***** Records to use

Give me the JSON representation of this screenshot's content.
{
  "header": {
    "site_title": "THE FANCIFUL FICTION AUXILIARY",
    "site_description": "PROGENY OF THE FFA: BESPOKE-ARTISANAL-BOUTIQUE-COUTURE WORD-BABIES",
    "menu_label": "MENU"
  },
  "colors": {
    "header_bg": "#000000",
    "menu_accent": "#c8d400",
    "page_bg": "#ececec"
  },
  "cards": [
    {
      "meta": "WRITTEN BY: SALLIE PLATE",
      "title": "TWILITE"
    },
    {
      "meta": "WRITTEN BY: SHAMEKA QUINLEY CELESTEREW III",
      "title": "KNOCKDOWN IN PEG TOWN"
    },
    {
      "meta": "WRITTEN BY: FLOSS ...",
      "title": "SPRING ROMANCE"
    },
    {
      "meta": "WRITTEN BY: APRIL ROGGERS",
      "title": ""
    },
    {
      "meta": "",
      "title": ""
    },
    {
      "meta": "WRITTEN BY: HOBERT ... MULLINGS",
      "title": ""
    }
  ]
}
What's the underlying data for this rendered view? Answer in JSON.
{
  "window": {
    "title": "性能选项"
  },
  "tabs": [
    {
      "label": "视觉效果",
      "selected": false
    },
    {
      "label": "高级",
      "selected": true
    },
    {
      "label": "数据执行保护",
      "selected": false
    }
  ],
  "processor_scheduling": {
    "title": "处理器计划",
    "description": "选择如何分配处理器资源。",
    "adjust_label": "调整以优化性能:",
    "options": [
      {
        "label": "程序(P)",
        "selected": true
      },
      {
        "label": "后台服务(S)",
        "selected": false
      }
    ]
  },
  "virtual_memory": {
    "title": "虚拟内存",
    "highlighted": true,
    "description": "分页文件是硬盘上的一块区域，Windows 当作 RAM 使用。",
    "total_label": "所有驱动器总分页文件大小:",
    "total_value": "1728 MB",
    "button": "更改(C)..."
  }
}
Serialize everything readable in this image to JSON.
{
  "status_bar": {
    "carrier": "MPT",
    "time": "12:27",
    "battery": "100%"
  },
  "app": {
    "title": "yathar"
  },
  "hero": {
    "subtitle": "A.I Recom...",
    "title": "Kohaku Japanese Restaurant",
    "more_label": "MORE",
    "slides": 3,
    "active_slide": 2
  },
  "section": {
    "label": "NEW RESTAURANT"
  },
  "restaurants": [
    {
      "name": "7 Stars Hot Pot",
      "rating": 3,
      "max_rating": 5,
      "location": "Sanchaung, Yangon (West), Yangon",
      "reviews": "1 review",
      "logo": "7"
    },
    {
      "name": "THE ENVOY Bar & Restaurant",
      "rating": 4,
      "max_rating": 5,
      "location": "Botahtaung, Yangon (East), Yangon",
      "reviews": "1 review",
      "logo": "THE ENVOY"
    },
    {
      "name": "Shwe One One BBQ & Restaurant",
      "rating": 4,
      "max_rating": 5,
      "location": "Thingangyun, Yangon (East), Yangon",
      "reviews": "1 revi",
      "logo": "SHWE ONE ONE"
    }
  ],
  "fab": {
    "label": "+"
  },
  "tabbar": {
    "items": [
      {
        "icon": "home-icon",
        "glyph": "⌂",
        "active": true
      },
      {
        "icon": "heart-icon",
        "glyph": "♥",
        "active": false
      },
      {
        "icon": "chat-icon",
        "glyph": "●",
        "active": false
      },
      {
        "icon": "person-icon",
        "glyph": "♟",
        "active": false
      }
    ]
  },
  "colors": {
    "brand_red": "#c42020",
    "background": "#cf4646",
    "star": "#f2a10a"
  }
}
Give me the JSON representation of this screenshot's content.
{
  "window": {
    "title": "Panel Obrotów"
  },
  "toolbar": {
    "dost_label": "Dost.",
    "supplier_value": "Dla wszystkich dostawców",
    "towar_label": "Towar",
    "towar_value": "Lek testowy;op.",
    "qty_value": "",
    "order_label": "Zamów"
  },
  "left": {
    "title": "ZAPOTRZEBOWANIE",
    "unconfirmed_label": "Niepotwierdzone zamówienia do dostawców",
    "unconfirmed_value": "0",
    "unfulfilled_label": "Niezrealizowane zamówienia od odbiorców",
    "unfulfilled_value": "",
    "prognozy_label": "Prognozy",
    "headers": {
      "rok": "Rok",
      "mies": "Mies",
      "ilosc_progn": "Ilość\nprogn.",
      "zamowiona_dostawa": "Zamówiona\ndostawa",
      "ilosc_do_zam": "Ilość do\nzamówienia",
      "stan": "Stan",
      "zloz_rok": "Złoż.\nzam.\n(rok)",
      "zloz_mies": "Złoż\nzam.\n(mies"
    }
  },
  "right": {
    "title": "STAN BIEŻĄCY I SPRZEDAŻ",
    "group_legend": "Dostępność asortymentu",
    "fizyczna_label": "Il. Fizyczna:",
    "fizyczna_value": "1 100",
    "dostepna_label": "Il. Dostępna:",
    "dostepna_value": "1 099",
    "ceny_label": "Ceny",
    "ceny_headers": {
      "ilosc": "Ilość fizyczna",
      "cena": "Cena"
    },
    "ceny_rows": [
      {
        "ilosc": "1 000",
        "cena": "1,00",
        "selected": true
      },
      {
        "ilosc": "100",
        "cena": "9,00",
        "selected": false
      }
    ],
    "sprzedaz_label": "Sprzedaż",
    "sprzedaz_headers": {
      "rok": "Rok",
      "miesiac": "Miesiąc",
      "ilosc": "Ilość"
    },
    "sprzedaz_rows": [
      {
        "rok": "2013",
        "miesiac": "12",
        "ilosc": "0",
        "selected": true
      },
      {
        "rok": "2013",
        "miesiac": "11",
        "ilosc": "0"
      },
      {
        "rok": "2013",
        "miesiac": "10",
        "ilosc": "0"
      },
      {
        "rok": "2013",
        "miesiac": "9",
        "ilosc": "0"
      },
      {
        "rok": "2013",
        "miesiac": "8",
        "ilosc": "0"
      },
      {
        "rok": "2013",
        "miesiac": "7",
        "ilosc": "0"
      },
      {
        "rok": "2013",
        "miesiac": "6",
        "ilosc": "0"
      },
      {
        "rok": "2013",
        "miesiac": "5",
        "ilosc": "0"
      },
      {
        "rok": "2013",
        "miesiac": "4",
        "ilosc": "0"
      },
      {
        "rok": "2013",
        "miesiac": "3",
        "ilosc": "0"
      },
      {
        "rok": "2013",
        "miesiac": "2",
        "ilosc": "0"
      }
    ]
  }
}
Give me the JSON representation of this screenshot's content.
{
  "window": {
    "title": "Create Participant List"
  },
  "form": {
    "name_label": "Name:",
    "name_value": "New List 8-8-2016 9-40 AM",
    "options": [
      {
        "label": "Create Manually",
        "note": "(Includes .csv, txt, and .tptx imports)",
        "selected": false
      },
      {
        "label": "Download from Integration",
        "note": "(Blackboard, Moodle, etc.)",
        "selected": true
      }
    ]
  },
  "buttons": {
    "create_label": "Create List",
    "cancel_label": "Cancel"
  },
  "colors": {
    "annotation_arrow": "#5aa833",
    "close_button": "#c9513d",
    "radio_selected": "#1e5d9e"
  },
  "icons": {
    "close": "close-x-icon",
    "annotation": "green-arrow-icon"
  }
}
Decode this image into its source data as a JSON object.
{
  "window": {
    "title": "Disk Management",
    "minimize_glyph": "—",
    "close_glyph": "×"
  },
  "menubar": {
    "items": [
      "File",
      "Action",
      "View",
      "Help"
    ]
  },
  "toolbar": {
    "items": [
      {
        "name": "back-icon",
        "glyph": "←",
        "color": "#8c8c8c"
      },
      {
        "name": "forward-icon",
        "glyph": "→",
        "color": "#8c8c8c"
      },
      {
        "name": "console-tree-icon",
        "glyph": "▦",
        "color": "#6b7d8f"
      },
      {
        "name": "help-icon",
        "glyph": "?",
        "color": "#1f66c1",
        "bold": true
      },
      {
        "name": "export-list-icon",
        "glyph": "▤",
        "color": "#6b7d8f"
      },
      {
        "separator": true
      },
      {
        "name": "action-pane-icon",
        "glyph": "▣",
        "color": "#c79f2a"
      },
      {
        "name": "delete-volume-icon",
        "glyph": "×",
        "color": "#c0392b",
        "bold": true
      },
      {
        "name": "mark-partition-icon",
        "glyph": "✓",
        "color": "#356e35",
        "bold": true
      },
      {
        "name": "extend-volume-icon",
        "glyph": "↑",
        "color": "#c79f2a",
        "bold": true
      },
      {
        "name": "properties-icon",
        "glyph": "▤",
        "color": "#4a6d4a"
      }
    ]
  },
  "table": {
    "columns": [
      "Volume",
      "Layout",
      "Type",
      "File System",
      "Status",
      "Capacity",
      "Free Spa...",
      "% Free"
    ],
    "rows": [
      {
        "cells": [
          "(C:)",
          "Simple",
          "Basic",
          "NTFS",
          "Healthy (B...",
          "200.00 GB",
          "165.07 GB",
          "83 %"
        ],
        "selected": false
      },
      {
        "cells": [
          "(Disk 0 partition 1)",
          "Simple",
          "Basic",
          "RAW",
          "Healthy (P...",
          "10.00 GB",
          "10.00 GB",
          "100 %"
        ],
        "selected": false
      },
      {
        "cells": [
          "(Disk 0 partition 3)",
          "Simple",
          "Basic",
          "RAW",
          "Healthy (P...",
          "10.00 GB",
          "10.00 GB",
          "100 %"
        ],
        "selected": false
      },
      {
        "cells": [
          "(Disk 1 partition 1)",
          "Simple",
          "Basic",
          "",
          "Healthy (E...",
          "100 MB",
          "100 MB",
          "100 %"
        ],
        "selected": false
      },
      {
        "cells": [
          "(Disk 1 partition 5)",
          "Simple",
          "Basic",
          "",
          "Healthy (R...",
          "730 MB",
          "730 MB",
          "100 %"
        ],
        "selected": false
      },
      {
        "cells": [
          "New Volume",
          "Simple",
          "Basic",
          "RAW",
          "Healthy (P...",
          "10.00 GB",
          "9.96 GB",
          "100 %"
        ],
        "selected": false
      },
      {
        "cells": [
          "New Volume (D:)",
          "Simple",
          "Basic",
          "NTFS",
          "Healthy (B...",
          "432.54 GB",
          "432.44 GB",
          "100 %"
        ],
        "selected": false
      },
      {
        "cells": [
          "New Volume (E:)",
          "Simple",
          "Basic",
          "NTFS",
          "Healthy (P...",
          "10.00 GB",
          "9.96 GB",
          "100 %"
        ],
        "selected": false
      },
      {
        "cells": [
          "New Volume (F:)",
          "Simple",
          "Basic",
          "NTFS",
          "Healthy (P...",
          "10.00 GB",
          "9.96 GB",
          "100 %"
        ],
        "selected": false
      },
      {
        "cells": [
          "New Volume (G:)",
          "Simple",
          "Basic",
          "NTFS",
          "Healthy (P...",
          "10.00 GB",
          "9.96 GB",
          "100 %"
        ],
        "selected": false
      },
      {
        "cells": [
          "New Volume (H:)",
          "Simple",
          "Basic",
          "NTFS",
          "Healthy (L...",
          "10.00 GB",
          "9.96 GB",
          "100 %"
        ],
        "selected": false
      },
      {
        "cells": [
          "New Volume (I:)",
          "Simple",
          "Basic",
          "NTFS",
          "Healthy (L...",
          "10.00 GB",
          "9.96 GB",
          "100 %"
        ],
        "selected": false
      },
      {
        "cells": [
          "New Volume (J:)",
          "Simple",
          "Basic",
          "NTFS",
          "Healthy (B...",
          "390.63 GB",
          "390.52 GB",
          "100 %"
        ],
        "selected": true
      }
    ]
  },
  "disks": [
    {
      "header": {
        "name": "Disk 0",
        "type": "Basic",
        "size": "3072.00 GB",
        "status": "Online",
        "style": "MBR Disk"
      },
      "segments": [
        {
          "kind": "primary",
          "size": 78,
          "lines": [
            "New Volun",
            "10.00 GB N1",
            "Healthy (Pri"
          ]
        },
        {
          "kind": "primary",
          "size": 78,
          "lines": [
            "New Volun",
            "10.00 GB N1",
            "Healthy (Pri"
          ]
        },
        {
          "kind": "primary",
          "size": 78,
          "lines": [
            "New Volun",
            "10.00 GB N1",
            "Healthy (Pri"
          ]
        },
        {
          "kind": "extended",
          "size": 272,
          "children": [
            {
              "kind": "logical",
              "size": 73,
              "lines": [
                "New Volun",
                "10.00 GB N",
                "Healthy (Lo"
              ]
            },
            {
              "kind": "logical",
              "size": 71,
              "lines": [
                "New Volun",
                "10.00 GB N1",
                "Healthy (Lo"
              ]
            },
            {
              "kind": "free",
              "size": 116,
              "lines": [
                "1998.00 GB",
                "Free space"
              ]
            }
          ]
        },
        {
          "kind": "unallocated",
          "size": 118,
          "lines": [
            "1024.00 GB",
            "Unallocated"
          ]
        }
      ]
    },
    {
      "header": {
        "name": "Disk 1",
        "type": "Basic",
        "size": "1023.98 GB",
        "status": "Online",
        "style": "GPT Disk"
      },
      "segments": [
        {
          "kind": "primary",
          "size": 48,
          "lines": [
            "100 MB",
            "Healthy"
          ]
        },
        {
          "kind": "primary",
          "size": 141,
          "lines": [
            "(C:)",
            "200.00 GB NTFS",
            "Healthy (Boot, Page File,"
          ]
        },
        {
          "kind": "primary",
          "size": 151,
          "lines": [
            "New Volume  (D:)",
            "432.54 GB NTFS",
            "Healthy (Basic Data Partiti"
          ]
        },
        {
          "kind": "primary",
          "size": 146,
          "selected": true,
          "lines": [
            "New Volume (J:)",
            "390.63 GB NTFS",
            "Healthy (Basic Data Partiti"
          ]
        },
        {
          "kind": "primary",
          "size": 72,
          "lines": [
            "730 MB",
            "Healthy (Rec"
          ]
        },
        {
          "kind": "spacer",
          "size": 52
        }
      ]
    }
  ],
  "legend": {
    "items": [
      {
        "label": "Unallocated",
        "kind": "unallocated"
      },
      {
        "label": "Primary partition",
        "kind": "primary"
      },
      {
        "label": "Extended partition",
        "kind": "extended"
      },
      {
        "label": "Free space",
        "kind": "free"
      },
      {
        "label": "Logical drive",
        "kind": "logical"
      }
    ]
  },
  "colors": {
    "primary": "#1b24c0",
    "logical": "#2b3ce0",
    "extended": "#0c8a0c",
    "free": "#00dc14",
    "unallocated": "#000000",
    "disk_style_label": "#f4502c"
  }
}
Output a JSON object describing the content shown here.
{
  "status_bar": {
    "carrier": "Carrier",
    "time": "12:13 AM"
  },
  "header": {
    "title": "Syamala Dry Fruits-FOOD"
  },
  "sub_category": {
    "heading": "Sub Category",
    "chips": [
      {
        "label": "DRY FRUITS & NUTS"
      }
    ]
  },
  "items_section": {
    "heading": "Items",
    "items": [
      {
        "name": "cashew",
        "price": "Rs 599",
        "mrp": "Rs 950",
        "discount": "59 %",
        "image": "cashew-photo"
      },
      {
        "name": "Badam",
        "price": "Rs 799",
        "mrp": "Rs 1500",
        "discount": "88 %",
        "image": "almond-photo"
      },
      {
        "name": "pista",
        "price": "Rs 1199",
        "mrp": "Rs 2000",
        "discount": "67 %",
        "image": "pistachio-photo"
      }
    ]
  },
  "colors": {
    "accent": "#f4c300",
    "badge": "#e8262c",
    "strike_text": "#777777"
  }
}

**********

What is being asked> Your answer should be a single number: the count of lines in the listing that contain the word "partition".

Task solution> 7